● **TASK PROMPT**:
All of the material should be reproduced exactly, with pictures left out.

[Start RECORDS SHOWN]

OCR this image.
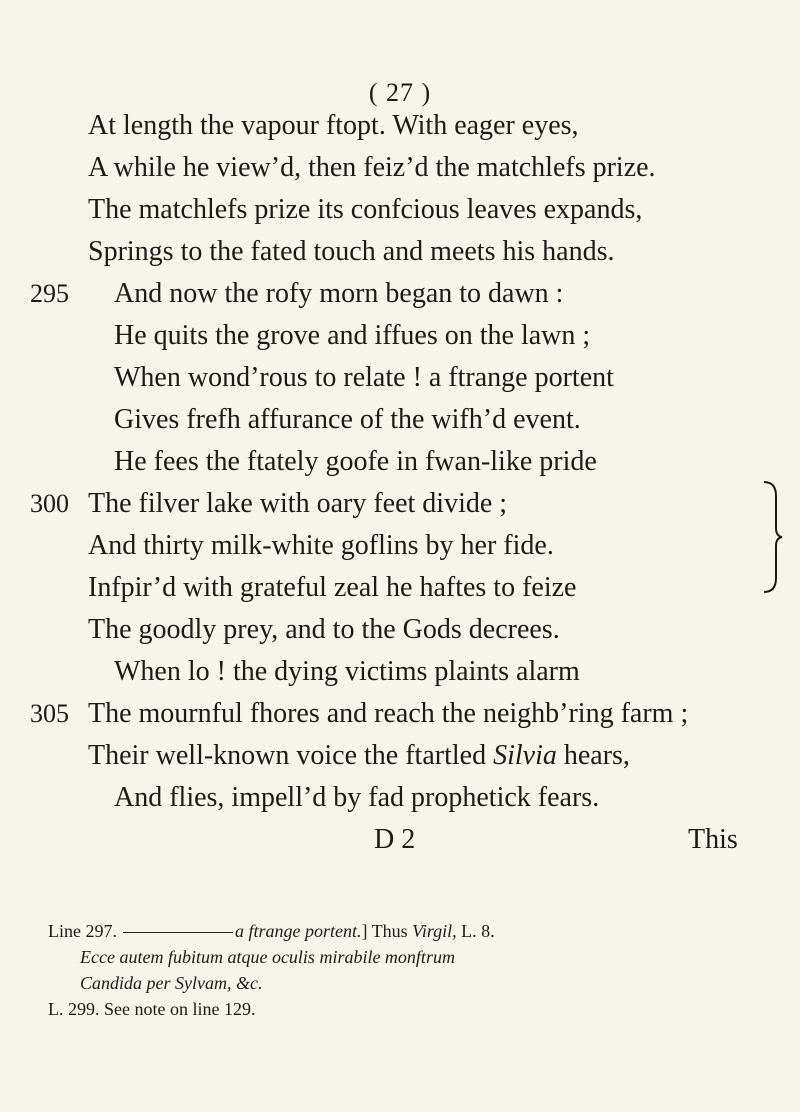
( 27 )
At length the vapour ftopt. With eager eyes,
A while he view’d, then feiz’d the matchlefs prize.
The matchlefs prize its confcious leaves expands,
Springs to the fated touch and meets his hands.
295	And now the rofy morn began to dawn :
He quits the grove and iffues on the lawn ;
When wond’rous to relate ! a ftrange portent
Gives frefh affurance of the wifh’d event.
He fees the ftately goofe in fwan-like pride
300 The filver lake with oary feet divide ;
And thirty milk-white goflins by her fide.
Infpir’d with grateful zeal he haftes to feize
The goodly prey, and to the Gods decrees.
When lo ! the dying victims plaints alarm
305 The mournful fhores and reach the neighb’ring farm ;
Their well-known voice the ftartled Silvia hears,
And flies, impell’d by fad prophetick fears.
D 2	This
Line 297.	a ftrange portent.] Thus Virgil, L. 8.
Ecce autem fubitum atque oculis mirabile monftrum
Candida per Sylvam, &c.
L. 299. See note on line 129.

[End RECORDS SHOWN]

● **ANSWER TO THE PROBLEM**:
OCR this image.
( 27 )
At length the vapour ftopt. With eager eyes,
A while he view’d, then feiz’d the matchlefs prize.
The matchlefs prize its confcious leaves expands,
Springs to the fated touch and meets his hands.
295	And now the rofy morn began to dawn :
He quits the grove and iffues on the lawn ;
When wond’rous to relate ! a ftrange portent
Gives frefh affurance of the wifh’d event.
He fees the ftately goofe in fwan-like pride
300 The filver lake with oary feet divide ;
And thirty milk-white goflins by her fide.
Infpir’d with grateful zeal he haftes to feize
The goodly prey, and to the Gods decrees.
When lo ! the dying victims plaints alarm
305 The mournful fhores and reach the neighb’ring farm ;
Their well-known voice the ftartled Silvia hears,
And flies, impell’d by fad prophetick fears.
D 2	This
Line 297.	a ftrange portent.] Thus Virgil, L. 8.
Ecce autem fubitum atque oculis mirabile monftrum
Candida per Sylvam, &c.
L. 299. See note on line 129.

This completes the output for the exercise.